* [Written request]
Your task is to reproduce the material exactly.

— begin —

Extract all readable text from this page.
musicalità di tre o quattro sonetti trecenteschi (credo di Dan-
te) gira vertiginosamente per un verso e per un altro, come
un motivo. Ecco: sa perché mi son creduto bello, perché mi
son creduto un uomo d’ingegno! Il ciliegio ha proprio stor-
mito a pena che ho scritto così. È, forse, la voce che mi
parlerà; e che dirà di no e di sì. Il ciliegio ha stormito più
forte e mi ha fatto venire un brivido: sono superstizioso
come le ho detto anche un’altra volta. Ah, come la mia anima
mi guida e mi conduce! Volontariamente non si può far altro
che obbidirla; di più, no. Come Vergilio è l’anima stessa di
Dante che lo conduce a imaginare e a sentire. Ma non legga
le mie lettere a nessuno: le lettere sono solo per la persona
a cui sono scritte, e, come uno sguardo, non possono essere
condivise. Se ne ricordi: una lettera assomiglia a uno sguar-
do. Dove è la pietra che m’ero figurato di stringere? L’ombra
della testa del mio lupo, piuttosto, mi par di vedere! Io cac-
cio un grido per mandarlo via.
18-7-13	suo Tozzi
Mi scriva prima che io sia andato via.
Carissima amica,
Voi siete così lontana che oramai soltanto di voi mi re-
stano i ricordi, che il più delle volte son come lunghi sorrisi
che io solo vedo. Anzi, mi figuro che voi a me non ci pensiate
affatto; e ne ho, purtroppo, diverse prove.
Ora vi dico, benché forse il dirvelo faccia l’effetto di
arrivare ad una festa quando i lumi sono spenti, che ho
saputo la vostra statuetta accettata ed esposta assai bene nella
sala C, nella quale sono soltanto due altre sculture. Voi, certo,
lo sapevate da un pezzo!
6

— end —

* [Response below]
Extract all readable text from this page.
musicalità di tre o quattro sonetti trecenteschi (credo di Dan-
te) gira vertiginosamente per un verso e per un altro, come
un motivo. Ecco: sa perché mi son creduto bello, perché mi
son creduto un uomo d’ingegno! Il ciliegio ha proprio stor-
mito a pena che ho scritto così. È, forse, la voce che mi
parlerà; e che dirà di no e di sì. Il ciliegio ha stormito più
forte e mi ha fatto venire un brivido: sono superstizioso
come le ho detto anche un’altra volta. Ah, come la mia anima
mi guida e mi conduce! Volontariamente non si può far altro
che obbidirla; di più, no. Come Vergilio è l’anima stessa di
Dante che lo conduce a imaginare e a sentire. Ma non legga
le mie lettere a nessuno: le lettere sono solo per la persona
a cui sono scritte, e, come uno sguardo, non possono essere
condivise. Se ne ricordi: una lettera assomiglia a uno sguar-
do. Dove è la pietra che m’ero figurato di stringere? L’ombra
della testa del mio lupo, piuttosto, mi par di vedere! Io cac-
cio un grido per mandarlo via.
18-7-13	suo Tozzi
Mi scriva prima che io sia andato via.
Carissima amica,
Voi siete così lontana che oramai soltanto di voi mi re-
stano i ricordi, che il più delle volte son come lunghi sorrisi
che io solo vedo. Anzi, mi figuro che voi a me non ci pensiate
affatto; e ne ho, purtroppo, diverse prove.
Ora vi dico, benché forse il dirvelo faccia l’effetto di
arrivare ad una festa quando i lumi sono spenti, che ho
saputo la vostra statuetta accettata ed esposta assai bene nella
sala C, nella quale sono soltanto due altre sculture. Voi, certo,
lo sapevate da un pezzo!
6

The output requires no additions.